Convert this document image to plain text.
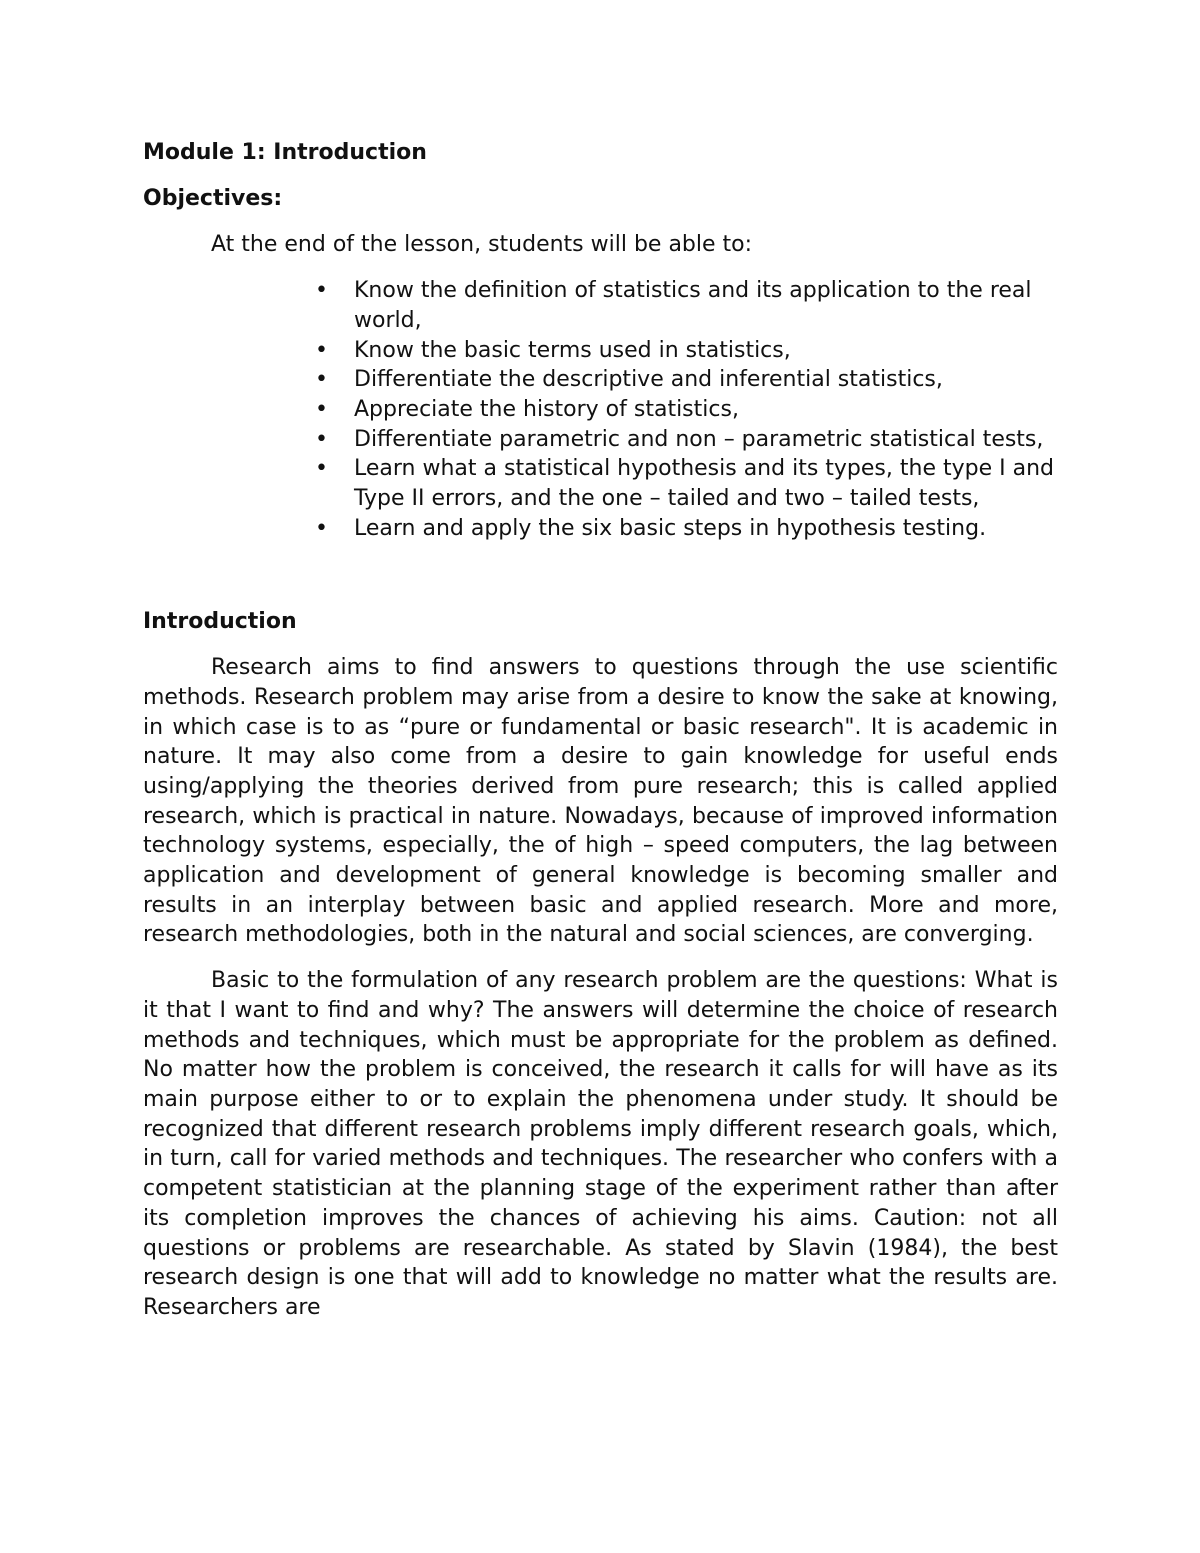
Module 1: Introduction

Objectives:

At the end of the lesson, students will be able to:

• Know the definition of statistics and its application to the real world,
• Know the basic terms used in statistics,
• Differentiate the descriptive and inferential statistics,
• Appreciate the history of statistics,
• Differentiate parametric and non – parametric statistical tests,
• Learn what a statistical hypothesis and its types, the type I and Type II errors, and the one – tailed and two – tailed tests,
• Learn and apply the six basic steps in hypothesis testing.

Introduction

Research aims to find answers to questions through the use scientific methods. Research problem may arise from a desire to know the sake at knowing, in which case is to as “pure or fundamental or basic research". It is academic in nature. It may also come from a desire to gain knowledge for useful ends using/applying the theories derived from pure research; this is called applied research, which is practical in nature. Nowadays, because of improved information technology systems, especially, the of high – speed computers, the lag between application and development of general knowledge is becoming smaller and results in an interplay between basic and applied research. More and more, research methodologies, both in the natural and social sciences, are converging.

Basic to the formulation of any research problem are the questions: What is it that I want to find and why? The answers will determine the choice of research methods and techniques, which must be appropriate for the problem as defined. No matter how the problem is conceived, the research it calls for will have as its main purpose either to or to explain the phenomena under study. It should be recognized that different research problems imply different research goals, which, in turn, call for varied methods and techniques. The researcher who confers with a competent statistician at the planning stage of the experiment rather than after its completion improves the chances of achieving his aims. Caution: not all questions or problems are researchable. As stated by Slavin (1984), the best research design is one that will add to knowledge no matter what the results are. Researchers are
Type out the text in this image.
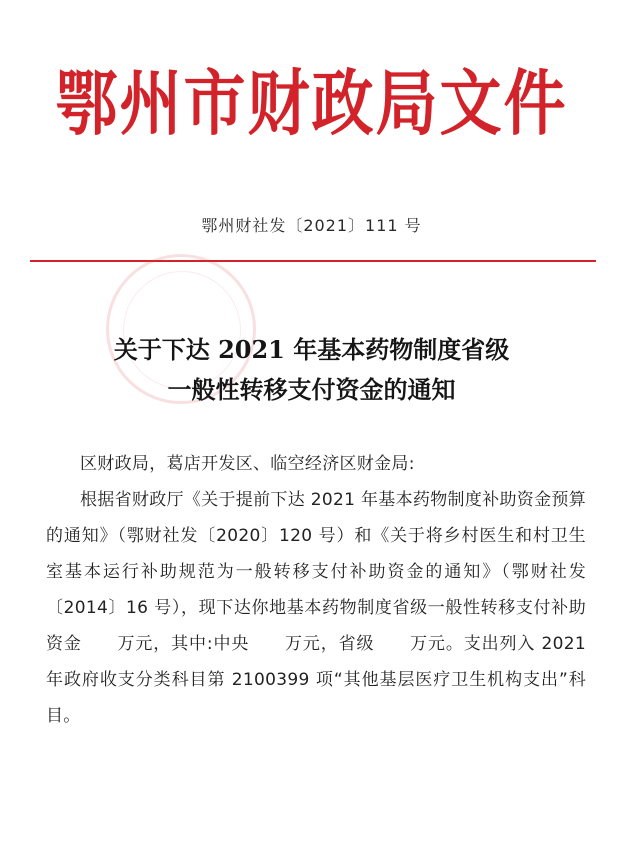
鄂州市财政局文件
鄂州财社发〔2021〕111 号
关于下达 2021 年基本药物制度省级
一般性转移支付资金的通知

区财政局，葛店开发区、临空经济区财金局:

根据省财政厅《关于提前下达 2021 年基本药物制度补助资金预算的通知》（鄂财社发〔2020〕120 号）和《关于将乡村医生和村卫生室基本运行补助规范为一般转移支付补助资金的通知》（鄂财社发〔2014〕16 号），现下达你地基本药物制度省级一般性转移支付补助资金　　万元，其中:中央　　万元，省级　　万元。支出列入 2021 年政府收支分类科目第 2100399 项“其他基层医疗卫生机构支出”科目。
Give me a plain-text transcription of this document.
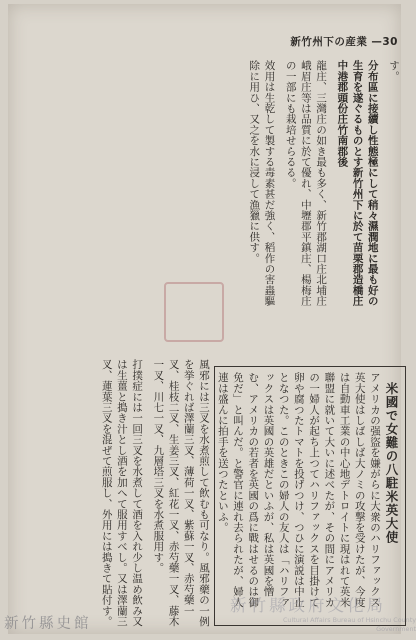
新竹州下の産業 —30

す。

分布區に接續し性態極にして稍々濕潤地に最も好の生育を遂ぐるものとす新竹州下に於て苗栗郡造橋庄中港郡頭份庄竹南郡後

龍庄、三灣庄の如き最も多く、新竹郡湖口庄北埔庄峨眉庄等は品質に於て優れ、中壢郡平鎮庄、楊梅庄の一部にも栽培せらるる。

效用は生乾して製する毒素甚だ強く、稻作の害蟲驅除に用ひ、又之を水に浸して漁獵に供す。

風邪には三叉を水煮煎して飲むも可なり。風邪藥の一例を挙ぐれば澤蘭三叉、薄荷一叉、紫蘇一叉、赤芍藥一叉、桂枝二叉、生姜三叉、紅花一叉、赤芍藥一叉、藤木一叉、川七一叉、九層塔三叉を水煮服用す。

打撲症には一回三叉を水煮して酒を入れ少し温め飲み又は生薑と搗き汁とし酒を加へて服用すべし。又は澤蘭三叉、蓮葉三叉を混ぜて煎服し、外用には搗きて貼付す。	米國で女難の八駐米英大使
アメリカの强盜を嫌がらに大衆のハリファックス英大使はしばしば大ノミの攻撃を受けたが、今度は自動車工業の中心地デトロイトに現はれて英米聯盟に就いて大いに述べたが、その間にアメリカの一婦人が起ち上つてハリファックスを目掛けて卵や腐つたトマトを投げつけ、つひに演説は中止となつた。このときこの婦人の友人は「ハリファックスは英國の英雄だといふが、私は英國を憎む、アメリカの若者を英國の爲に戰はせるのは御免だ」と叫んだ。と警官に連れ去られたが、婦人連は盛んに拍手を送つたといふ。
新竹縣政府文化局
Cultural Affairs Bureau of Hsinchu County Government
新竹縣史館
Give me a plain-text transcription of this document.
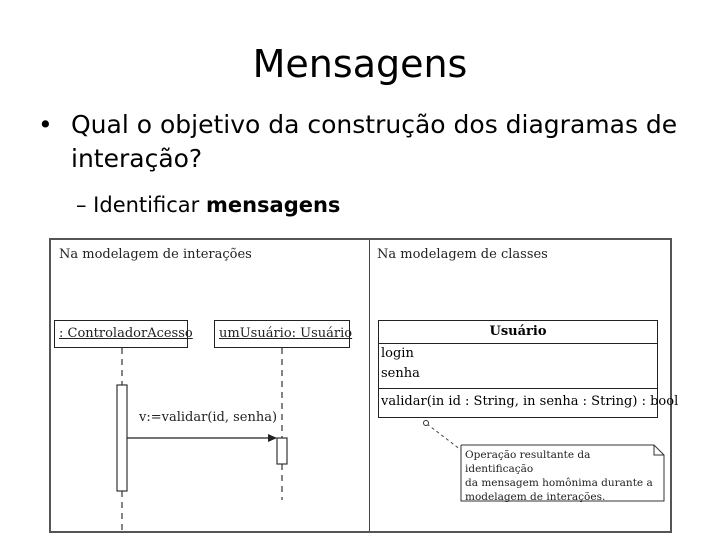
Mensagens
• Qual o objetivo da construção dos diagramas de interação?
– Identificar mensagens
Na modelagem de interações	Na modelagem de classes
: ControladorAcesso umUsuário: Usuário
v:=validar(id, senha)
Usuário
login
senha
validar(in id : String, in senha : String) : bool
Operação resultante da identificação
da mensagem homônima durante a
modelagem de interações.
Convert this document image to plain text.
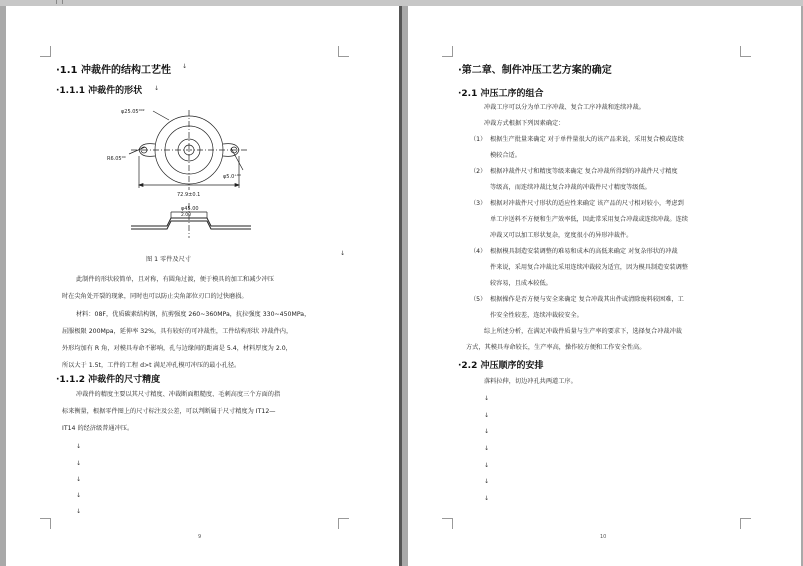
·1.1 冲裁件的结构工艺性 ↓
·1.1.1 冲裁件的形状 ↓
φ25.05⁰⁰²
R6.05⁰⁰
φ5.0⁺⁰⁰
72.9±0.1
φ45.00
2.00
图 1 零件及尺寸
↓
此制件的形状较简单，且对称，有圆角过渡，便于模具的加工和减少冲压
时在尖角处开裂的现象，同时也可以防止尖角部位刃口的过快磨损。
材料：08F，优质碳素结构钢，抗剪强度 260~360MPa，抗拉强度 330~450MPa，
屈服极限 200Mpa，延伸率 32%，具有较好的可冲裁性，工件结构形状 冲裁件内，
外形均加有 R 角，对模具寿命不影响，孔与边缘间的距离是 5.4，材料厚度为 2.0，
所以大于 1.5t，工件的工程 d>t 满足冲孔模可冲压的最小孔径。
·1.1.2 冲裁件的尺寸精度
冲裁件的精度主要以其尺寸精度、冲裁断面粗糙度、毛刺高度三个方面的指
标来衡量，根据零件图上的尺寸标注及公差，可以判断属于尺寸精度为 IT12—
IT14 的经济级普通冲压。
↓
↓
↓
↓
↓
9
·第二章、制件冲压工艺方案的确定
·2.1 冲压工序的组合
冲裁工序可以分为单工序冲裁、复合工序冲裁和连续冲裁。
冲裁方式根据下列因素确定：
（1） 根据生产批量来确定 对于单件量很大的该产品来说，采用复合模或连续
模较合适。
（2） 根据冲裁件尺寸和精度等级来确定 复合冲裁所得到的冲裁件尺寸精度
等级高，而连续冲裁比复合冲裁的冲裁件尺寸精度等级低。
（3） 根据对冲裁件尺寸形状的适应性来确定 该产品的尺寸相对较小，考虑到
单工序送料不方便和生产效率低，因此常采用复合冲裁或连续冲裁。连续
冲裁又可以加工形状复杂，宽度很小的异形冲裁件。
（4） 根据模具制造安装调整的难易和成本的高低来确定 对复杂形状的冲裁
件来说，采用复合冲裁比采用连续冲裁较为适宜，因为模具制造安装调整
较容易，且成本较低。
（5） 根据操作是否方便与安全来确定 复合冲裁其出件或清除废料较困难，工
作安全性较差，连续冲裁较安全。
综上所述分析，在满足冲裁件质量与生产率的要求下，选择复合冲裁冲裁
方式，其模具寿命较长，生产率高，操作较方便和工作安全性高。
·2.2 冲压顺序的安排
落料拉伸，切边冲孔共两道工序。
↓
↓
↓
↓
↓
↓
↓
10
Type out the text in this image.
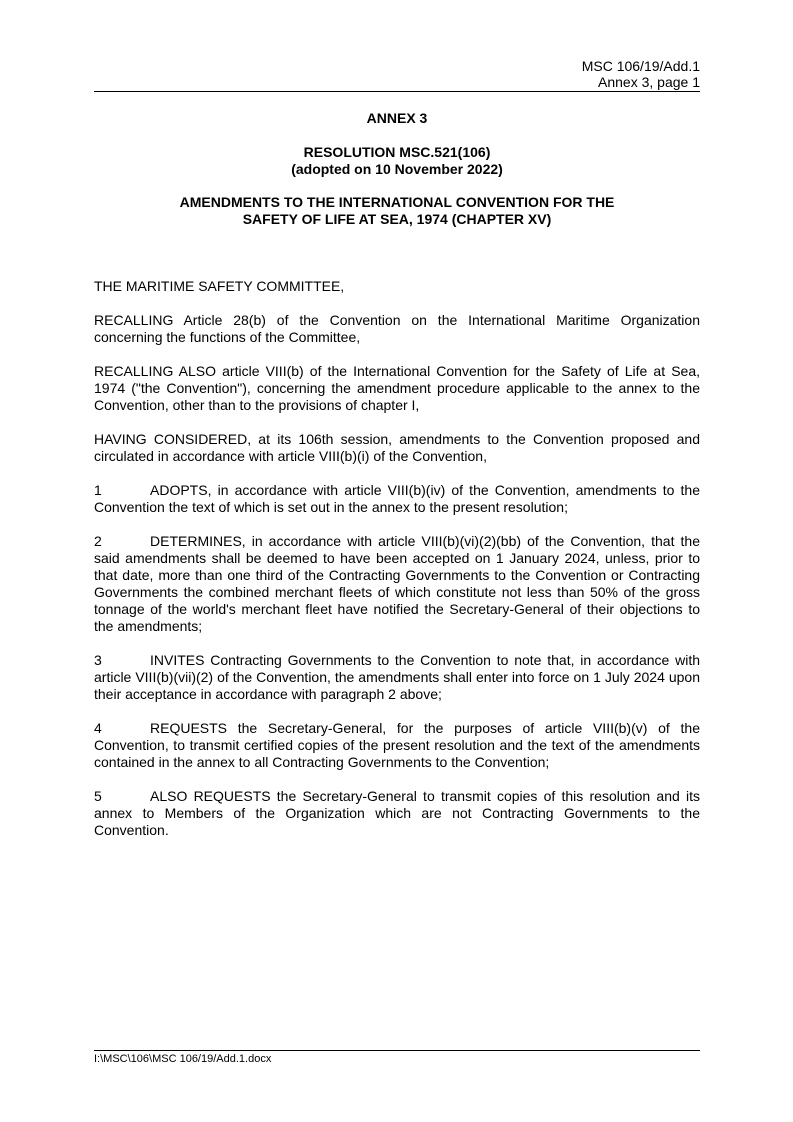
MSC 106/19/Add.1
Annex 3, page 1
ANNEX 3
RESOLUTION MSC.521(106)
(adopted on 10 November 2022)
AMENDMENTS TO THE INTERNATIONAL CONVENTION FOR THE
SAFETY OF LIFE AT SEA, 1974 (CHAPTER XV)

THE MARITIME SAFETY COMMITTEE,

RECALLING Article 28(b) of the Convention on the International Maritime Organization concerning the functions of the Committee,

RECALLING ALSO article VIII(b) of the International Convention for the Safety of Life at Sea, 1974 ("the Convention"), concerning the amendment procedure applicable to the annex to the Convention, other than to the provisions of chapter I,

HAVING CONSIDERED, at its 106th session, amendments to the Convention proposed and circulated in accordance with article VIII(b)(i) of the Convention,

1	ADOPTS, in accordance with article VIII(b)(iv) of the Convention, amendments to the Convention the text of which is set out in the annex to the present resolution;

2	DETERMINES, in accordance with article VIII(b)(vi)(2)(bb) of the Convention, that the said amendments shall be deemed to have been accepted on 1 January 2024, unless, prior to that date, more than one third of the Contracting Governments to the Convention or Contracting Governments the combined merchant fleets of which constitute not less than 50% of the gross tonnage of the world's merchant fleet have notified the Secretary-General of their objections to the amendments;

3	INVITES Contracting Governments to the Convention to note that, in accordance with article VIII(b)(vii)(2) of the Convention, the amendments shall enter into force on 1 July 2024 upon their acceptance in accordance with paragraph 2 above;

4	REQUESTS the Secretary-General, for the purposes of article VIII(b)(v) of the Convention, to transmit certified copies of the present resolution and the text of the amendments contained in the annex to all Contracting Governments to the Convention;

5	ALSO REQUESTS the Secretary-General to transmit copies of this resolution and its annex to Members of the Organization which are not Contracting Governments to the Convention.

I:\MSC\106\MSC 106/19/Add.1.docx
------------------------------------------------------------
### Exercise task
Tally the lines of the preceding listing in which the word "research" appears; state nothing but the total.

### Output of the exercise
2